> **Document text**:

--- START ---

AppContainer and object namespace
Desktop applications can easily share kernel objects by name. For example, suppose process A creates an event object by calling CreateEvent(Ex) with the name MyEvent. It gets back a handle it can later use to manipulate the event. Process B running in the same session can call CreateEvent(Ex) or OpenEvent with the same name, MyEvent, and (assuming it has appropriate permissions, which is usually the case if running under the same session) get back another handle to the same underlying event object. Now if process A calls SetEvent on the event object while process B was blocked in a call to WaitForSingleObject on its event handle, process B’s waiting thread would be released because it’s the same event object. This sharing works because named objects are created in the object manager directory \Sessions\x\BaseNamedObjects, as shown in Figure 7-18 with the WinObj Sysinternals tool.
Furthermore, desktop apps can share objects between sessions by using a name prefixed with Global\. This creates the object in the session 0 object directory located in \BaseNamedObjects (refer to Figure 7-18).
AppContainer-based processes have their root object namespace under \Sessions\x\AppContainerNamedObjects\<AppContainerSID>. Since every AppContainer has a different AppContainer SID, there is no way two UWP apps can share kernel objects. The ability to create a named kernel object in the session 0 object namespace is not allowed for AppContainer processes. Figure 7-19 shows the object manager’s directory for the Windows UWP Calculator app.
UWP apps that want to share data can do so using well-defined contracts, managed by the Windows Runtime. (See the MSDN documentation for more information.)
Sharing kernel objects between desktop apps and UWP apps is possible, and often done by broker services. For example, when requesting access to a file in the Documents folder (and getting the right capability validated) from the file picker broker, the UWP app will receive a file handle that it can use for reads and writes directly, without the cost of marshalling requests back and forth. This is achieved by having the broker duplicate the file handle it obtained directly in the handle table of the UWP application. (More information on handle duplication appears in Chapter 8 in Part 2.) To simplify things even further, the ALPC subsystem (also described in Chapter 8) allows the automatic transfer of handles in this way through ALPC handle attributes. and the Remote Procedure Call (RPC) services that use ALPC as their underlying protocol can use this functionality as part of their interfaces. Marshallable handles in the IDL file will automatically be transferred in this way through the ALPC subsystem.
Outside of official broker RPC services, a desktop app can create a named (or even unnamed) object normally, and then use the DuplicateHandle function to inject a handle to the same object into the UWP process manually. This works because desktop apps typically run with medium integrity level and there’s nothing preventing them from duplicating handles into UWP processes—only the other way around.
Note
Communication between a desktop app and a UWP is not usually required because a store app cannot have a desktop app companion, and cannot rely on such an app to exist on the device. The capability to inject handles into a UWP app may be needed in specialized cases such as using the desktop bridge (Centennial) to convert a desktop app to a UWP app and communicate with another desktop app that is known to exist.

--- END ---

Recorded data:
--- START ---

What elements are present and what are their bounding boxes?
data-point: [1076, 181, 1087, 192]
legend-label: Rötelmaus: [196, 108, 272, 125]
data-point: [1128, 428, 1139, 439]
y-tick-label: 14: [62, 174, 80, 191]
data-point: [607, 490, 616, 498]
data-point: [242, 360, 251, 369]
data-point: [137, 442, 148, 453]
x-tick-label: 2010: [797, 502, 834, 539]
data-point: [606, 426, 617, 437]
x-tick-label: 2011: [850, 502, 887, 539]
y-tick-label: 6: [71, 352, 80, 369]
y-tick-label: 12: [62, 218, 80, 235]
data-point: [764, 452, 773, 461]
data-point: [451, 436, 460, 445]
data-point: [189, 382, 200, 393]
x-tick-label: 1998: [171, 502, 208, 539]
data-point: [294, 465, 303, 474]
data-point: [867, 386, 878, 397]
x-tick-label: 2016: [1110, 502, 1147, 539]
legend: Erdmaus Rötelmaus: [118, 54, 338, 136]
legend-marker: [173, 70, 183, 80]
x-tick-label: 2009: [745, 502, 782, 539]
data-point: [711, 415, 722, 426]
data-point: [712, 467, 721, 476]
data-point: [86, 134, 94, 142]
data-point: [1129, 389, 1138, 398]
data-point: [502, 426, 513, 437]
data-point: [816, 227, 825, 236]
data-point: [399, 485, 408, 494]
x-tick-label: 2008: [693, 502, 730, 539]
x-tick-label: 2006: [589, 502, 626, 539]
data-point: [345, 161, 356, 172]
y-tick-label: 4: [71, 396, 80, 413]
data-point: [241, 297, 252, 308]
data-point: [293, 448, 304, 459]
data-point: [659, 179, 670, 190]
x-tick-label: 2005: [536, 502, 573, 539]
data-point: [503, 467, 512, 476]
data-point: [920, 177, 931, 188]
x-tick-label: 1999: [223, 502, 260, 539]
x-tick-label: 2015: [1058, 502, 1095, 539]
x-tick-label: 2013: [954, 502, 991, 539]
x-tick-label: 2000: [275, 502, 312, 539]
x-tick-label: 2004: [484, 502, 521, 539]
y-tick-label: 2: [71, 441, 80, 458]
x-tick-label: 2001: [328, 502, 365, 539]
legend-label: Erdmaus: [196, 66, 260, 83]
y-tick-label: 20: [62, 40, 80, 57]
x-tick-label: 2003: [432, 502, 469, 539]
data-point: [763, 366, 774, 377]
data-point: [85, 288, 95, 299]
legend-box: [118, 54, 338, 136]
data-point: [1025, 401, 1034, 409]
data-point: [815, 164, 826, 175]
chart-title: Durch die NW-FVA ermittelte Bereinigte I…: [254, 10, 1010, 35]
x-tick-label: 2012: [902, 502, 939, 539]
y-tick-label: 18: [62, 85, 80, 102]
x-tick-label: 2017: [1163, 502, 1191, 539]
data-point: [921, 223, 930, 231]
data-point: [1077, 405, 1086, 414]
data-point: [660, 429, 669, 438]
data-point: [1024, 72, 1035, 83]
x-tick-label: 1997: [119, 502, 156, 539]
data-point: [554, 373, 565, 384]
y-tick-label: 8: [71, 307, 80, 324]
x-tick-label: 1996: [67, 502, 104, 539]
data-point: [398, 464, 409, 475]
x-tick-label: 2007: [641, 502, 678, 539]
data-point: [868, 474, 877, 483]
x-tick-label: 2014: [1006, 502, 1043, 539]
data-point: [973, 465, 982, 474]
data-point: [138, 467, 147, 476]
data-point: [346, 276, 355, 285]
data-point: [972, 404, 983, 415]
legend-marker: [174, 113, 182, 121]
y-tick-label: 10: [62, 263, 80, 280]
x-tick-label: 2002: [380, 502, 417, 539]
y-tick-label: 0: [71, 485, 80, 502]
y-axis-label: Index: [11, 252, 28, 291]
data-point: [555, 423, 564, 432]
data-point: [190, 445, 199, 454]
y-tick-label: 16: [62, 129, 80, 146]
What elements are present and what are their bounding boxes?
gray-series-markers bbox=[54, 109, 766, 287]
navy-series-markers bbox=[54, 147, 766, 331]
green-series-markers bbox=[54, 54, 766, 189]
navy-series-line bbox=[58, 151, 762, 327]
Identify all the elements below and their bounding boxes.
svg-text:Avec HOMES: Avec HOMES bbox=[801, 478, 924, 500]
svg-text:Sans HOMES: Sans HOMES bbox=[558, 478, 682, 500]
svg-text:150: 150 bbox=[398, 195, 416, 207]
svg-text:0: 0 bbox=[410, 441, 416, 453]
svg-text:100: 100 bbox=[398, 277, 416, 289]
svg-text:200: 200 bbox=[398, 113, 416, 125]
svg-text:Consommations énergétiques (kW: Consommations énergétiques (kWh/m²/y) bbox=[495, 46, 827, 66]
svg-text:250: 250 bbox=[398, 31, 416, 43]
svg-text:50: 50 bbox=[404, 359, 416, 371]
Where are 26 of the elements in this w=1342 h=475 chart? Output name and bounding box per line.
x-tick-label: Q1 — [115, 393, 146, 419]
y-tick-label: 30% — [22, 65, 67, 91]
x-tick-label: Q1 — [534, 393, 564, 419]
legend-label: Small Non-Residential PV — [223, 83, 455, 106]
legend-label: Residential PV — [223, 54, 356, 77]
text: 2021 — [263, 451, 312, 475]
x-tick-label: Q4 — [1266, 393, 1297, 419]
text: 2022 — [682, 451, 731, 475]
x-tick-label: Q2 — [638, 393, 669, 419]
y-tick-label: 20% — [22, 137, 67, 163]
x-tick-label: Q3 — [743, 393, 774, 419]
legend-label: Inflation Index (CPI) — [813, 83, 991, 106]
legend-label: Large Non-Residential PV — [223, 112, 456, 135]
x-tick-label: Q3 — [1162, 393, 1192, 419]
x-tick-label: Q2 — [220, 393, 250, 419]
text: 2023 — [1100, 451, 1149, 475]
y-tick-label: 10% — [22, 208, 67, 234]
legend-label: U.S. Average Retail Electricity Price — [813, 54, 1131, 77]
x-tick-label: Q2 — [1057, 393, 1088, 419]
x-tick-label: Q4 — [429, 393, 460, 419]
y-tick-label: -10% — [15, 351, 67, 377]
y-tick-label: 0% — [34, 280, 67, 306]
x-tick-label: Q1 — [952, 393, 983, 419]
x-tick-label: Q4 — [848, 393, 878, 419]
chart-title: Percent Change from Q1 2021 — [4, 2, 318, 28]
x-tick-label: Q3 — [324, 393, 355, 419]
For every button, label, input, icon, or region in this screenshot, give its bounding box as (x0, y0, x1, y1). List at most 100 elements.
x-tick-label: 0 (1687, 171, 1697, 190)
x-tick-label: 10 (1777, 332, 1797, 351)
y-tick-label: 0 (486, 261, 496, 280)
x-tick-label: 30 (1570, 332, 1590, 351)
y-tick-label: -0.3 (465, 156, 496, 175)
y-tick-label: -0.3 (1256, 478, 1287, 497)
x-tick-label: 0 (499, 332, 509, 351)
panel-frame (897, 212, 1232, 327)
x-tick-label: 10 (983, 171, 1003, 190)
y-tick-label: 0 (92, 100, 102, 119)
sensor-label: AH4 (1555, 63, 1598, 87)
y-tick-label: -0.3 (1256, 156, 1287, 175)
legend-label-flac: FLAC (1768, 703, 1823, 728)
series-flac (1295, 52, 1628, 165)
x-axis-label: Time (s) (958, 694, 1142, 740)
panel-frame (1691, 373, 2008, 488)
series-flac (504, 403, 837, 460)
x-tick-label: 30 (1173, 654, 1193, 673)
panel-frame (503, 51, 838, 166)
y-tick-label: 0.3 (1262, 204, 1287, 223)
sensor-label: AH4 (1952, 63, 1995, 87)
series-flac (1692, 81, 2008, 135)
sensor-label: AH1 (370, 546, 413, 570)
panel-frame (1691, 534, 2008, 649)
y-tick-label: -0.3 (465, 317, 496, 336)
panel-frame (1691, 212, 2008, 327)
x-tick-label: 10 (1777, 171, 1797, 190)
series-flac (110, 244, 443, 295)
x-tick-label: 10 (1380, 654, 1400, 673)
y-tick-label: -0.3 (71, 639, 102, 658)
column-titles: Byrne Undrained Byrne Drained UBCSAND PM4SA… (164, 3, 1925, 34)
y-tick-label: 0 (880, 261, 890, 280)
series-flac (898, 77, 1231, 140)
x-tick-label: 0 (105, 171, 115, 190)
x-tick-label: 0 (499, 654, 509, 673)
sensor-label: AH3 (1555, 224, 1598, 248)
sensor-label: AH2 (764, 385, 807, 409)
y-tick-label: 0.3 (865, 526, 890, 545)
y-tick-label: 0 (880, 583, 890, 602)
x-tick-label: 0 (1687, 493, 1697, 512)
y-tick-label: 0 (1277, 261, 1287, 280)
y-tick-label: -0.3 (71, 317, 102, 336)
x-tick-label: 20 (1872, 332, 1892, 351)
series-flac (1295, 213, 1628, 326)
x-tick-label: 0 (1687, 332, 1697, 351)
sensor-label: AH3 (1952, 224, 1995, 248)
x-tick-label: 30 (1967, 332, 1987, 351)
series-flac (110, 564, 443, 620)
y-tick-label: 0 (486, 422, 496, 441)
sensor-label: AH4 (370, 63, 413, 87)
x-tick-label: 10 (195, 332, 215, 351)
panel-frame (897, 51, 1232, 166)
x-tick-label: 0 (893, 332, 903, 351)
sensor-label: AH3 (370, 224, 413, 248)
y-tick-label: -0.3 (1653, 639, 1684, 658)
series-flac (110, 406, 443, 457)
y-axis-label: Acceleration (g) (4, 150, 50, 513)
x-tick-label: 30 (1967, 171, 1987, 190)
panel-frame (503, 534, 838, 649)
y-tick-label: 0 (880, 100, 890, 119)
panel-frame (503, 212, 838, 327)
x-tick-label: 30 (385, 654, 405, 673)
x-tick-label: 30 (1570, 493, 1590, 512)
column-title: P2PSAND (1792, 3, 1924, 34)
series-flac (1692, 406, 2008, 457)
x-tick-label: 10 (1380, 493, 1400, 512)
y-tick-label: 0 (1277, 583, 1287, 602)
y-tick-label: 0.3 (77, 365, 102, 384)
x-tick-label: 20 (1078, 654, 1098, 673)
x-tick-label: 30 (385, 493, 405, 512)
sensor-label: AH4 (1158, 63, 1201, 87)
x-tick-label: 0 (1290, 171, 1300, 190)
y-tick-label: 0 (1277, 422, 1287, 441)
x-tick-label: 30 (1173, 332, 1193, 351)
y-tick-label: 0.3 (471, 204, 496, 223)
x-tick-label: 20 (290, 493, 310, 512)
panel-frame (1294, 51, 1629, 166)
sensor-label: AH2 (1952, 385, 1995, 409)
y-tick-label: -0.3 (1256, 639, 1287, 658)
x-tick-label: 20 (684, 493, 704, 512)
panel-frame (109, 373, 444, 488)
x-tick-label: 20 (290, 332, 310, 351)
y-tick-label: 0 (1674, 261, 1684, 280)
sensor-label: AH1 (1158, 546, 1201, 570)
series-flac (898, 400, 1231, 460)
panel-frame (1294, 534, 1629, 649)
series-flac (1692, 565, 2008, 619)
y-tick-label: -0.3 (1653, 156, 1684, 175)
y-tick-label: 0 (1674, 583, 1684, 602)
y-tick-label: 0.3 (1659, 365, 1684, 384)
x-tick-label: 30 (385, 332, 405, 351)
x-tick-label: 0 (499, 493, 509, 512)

--- END ---

> **Short task A**: According to the text on AppContainer and the object namespace, under which object manager directory do AppContainer-based processes have their root object namespace?
> **Short task B**: Write the next part of the text on AppContainer and the object namespace, picking up after its final sentence.

> **Reply A**: \Sessions\x\AppContainerNamedObjects\<AppContainerSID>

> **Reply B**:
AppContainer handles
In a typical Win32 application, the presence of the session-local and global BaseNamedObjects directory is guaranteed by the Windows subsystem, as it creates this on boot and session creation. Unfortunately, the AppContainerBaseNamedObjects directory is actually created by the launch application itself. In the case of UWP activation, this is the trusted DComLaunch service, but recall that not all AppContainers are necessarily tied to UWP. They can also be manually created through the right process-creation attributes. (See Chapter 3 for more information on which ones to use.) In this case, it’s possible for an untrusted application to have created the object directory (and required symbolic links within it), which would result in the ability for this application to close the handles from underneath the AppContainer application. Even without malicious intent, the original launching application might exit, cleaning up its handles and destroying the AppContainer-specific object directory. To avoid this situation, AppContainer tokens have the ability to store an array of handles that are guaranteed to exist throughout the lifetime of any application using the token. These handles are initially passed in when the AppContainer token is being created (through NtCreateLowBoxToken) and are duplicated as kernel handles.
Similar to the per-AppContainer atom table, a special SEP_CACHED_HANDLES_ENTRY structure is used, this time based on a hash table that’s stored in the logon session structure for this user. (See the “Logon” section later in this chapter for more information on logon sessions.) This structure contains an array of kernel handles that have been duplicated during the creation of the AppContainer token. They will be closed either when this token is destroyed (because the application is exiting) or when the user logs off (which will result in tearing down the logon session).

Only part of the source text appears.